> _Written request_
Look through the records below and collect all lines that hold the string "Szenario".

> _Information shown_

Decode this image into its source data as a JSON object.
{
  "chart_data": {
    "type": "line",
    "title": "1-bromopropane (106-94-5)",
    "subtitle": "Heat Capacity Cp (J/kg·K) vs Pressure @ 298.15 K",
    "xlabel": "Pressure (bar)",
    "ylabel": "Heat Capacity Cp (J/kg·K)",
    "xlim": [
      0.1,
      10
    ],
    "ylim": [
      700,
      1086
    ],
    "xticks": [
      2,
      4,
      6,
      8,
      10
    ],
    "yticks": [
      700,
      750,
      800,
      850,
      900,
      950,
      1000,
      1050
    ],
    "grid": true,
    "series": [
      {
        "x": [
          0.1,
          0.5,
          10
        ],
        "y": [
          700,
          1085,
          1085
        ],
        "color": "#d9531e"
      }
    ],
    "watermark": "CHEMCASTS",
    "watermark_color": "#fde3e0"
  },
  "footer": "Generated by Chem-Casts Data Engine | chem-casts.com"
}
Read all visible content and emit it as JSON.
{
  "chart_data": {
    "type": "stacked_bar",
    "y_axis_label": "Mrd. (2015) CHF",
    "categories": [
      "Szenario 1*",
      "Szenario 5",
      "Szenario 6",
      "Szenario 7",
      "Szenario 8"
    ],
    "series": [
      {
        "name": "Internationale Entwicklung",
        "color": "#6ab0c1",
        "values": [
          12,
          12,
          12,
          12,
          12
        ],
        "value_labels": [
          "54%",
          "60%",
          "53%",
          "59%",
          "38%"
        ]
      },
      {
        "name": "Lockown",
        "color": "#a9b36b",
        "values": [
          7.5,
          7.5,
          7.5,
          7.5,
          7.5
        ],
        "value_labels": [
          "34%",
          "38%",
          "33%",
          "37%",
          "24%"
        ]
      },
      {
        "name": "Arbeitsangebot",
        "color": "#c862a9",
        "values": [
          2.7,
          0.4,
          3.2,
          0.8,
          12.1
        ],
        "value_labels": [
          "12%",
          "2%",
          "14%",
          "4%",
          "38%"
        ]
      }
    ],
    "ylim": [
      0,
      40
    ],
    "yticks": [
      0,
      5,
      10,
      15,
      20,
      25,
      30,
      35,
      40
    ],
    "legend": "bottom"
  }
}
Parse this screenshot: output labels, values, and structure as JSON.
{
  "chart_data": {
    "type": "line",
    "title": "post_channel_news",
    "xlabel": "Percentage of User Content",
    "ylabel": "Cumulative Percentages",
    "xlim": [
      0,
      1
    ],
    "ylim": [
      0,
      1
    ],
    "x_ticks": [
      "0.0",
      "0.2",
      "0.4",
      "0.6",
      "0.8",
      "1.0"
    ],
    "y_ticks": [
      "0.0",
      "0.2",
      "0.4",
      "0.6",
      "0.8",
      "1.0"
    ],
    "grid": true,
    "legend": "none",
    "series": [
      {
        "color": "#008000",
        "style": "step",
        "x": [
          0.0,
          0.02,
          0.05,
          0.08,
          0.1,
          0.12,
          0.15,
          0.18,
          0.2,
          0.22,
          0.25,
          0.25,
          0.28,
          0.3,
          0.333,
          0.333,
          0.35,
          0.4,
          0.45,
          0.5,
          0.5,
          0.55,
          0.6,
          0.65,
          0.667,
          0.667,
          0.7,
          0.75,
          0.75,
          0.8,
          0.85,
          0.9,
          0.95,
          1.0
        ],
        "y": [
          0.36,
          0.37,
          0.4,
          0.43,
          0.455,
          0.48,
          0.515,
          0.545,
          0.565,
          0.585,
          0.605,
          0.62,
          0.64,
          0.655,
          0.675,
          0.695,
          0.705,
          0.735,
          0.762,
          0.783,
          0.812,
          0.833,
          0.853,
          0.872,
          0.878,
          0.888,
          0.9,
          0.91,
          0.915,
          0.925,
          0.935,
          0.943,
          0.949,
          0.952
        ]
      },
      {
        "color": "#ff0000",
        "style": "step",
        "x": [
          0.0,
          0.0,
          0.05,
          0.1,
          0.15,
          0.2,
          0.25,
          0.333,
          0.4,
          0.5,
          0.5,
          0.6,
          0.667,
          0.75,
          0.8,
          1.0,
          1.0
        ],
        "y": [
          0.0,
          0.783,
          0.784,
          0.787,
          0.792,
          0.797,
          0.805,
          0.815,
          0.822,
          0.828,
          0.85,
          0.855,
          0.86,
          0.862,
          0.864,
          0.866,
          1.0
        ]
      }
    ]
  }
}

> _Answer for this exercise_
      "Szenario 1*",
      "Szenario 5",
      "Szenario 6",
      "Szenario 7",
      "Szenario 8"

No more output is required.